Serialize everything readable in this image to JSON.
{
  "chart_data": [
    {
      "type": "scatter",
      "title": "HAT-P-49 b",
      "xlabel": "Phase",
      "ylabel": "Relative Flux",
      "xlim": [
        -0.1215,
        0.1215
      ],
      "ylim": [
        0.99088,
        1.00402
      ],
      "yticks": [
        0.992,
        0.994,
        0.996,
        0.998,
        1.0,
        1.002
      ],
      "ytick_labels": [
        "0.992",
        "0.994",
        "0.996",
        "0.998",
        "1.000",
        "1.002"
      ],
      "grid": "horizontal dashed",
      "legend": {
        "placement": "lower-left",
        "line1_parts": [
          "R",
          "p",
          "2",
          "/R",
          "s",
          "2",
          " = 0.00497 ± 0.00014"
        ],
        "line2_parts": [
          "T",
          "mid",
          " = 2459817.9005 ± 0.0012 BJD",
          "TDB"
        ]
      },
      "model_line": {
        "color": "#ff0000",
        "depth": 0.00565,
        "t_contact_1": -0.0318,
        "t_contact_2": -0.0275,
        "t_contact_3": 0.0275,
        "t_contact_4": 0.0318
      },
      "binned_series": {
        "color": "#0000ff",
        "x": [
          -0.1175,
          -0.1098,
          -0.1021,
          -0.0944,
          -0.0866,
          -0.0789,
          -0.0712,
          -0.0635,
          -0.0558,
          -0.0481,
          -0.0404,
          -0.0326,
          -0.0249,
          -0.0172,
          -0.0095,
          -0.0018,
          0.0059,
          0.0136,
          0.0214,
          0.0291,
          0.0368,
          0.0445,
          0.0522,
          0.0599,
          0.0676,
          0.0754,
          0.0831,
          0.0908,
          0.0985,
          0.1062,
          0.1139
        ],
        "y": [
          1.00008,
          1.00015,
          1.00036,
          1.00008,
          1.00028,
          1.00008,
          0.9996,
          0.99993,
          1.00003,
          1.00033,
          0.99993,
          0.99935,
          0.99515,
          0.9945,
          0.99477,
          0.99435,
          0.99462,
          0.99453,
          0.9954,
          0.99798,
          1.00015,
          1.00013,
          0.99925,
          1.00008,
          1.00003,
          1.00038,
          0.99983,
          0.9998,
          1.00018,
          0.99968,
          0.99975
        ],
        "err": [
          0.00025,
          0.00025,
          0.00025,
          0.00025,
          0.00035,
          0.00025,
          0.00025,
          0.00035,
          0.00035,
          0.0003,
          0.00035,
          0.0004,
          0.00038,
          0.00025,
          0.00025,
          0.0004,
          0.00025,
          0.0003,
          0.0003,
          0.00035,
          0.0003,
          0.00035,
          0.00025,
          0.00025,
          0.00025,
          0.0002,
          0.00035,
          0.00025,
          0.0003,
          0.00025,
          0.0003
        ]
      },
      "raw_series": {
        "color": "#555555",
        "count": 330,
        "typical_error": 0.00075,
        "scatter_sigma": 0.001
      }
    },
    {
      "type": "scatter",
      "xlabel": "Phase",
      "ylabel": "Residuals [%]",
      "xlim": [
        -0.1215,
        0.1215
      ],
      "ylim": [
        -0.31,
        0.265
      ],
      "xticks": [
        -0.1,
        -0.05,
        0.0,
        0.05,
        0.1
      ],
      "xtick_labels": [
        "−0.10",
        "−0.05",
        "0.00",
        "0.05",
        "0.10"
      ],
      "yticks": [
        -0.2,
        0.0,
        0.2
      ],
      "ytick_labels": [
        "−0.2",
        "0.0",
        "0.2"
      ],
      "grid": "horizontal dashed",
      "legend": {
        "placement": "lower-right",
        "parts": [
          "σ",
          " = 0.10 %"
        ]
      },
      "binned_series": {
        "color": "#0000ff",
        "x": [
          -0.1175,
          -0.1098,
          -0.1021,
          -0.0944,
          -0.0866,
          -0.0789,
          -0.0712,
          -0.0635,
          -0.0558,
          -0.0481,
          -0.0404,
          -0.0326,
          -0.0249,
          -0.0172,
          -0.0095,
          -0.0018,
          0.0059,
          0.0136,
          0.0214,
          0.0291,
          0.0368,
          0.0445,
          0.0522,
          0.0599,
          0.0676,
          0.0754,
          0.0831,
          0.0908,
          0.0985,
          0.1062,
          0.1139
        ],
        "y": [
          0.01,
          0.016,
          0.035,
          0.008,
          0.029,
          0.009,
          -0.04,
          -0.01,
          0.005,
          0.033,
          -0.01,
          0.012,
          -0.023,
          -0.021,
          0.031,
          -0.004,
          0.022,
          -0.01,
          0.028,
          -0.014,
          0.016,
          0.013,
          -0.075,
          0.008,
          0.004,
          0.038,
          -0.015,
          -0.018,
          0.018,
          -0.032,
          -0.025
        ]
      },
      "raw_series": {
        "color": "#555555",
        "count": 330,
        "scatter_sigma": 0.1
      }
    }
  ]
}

Required work =>
Write out the material exactly as given.

Correct answer =>
Serialize everything readable in this image to JSON.
{
  "chart_data": [
    {
      "type": "scatter",
      "title": "HAT-P-49 b",
      "xlabel": "Phase",
      "ylabel": "Relative Flux",
      "xlim": [
        -0.1215,
        0.1215
      ],
      "ylim": [
        0.99088,
        1.00402
      ],
      "yticks": [
        0.992,
        0.994,
        0.996,
        0.998,
        1.0,
        1.002
      ],
      "ytick_labels": [
        "0.992",
        "0.994",
        "0.996",
        "0.998",
        "1.000",
        "1.002"
      ],
      "grid": "horizontal dashed",
      "legend": {
        "placement": "lower-left",
        "line1_parts": [
          "R",
          "p",
          "2",
          "/R",
          "s",
          "2",
          " = 0.00497 ± 0.00014"
        ],
        "line2_parts": [
          "T",
          "mid",
          " = 2459817.9005 ± 0.0012 BJD",
          "TDB"
        ]
      },
      "model_line": {
        "color": "#ff0000",
        "depth": 0.00565,
        "t_contact_1": -0.0318,
        "t_contact_2": -0.0275,
        "t_contact_3": 0.0275,
        "t_contact_4": 0.0318
      },
      "binned_series": {
        "color": "#0000ff",
        "x": [
          -0.1175,
          -0.1098,
          -0.1021,
          -0.0944,
          -0.0866,
          -0.0789,
          -0.0712,
          -0.0635,
          -0.0558,
          -0.0481,
          -0.0404,
          -0.0326,
          -0.0249,
          -0.0172,
          -0.0095,
          -0.0018,
          0.0059,
          0.0136,
          0.0214,
          0.0291,
          0.0368,
          0.0445,
          0.0522,
          0.0599,
          0.0676,
          0.0754,
          0.0831,
          0.0908,
          0.0985,
          0.1062,
          0.1139
        ],
        "y": [
          1.00008,
          1.00015,
          1.00036,
          1.00008,
          1.00028,
          1.00008,
          0.9996,
          0.99993,
          1.00003,
          1.00033,
          0.99993,
          0.99935,
          0.99515,
          0.9945,
          0.99477,
          0.99435,
          0.99462,
          0.99453,
          0.9954,
          0.99798,
          1.00015,
          1.00013,
          0.99925,
          1.00008,
          1.00003,
          1.00038,
          0.99983,
          0.9998,
          1.00018,
          0.99968,
          0.99975
        ],
        "err": [
          0.00025,
          0.00025,
          0.00025,
          0.00025,
          0.00035,
          0.00025,
          0.00025,
          0.00035,
          0.00035,
          0.0003,
          0.00035,
          0.0004,
          0.00038,
          0.00025,
          0.00025,
          0.0004,
          0.00025,
          0.0003,
          0.0003,
          0.00035,
          0.0003,
          0.00035,
          0.00025,
          0.00025,
          0.00025,
          0.0002,
          0.00035,
          0.00025,
          0.0003,
          0.00025,
          0.0003
        ]
      },
      "raw_series": {
        "color": "#555555",
        "count": 330,
        "typical_error": 0.00075,
        "scatter_sigma": 0.001
      }
    },
    {
      "type": "scatter",
      "xlabel": "Phase",
      "ylabel": "Residuals [%]",
      "xlim": [
        -0.1215,
        0.1215
      ],
      "ylim": [
        -0.31,
        0.265
      ],
      "xticks": [
        -0.1,
        -0.05,
        0.0,
        0.05,
        0.1
      ],
      "xtick_labels": [
        "−0.10",
        "−0.05",
        "0.00",
        "0.05",
        "0.10"
      ],
      "yticks": [
        -0.2,
        0.0,
        0.2
      ],
      "ytick_labels": [
        "−0.2",
        "0.0",
        "0.2"
      ],
      "grid": "horizontal dashed",
      "legend": {
        "placement": "lower-right",
        "parts": [
          "σ",
          " = 0.10 %"
        ]
      },
      "binned_series": {
        "color": "#0000ff",
        "x": [
          -0.1175,
          -0.1098,
          -0.1021,
          -0.0944,
          -0.0866,
          -0.0789,
          -0.0712,
          -0.0635,
          -0.0558,
          -0.0481,
          -0.0404,
          -0.0326,
          -0.0249,
          -0.0172,
          -0.0095,
          -0.0018,
          0.0059,
          0.0136,
          0.0214,
          0.0291,
          0.0368,
          0.0445,
          0.0522,
          0.0599,
          0.0676,
          0.0754,
          0.0831,
          0.0908,
          0.0985,
          0.1062,
          0.1139
        ],
        "y": [
          0.01,
          0.016,
          0.035,
          0.008,
          0.029,
          0.009,
          -0.04,
          -0.01,
          0.005,
          0.033,
          -0.01,
          0.012,
          -0.023,
          -0.021,
          0.031,
          -0.004,
          0.022,
          -0.01,
          0.028,
          -0.014,
          0.016,
          0.013,
          -0.075,
          0.008,
          0.004,
          0.038,
          -0.015,
          -0.018,
          0.018,
          -0.032,
          -0.025
        ]
      },
      "raw_series": {
        "color": "#555555",
        "count": 330,
        "scatter_sigma": 0.1
      }
    }
  ]
}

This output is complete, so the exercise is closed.